-- start Data lines --
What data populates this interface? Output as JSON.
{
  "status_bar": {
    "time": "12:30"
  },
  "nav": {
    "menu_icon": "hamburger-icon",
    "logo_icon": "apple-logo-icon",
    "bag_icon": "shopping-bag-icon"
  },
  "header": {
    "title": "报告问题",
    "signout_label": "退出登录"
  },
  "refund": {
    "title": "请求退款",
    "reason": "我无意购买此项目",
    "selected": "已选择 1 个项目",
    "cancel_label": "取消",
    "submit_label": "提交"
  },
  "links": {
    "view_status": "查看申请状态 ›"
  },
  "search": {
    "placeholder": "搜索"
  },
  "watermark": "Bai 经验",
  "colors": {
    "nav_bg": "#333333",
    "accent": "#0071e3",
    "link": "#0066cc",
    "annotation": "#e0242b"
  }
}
-- end Data lines --
What you are asked to do>
Working from the material above, retype it in its entirety without change.

Worked answer>
What data populates this interface? Output as JSON.
{
  "status_bar": {
    "time": "12:30"
  },
  "nav": {
    "menu_icon": "hamburger-icon",
    "logo_icon": "apple-logo-icon",
    "bag_icon": "shopping-bag-icon"
  },
  "header": {
    "title": "报告问题",
    "signout_label": "退出登录"
  },
  "refund": {
    "title": "请求退款",
    "reason": "我无意购买此项目",
    "selected": "已选择 1 个项目",
    "cancel_label": "取消",
    "submit_label": "提交"
  },
  "links": {
    "view_status": "查看申请状态 ›"
  },
  "search": {
    "placeholder": "搜索"
  },
  "watermark": "Bai 经验",
  "colors": {
    "nav_bg": "#333333",
    "accent": "#0071e3",
    "link": "#0066cc",
    "annotation": "#e0242b"
  }
}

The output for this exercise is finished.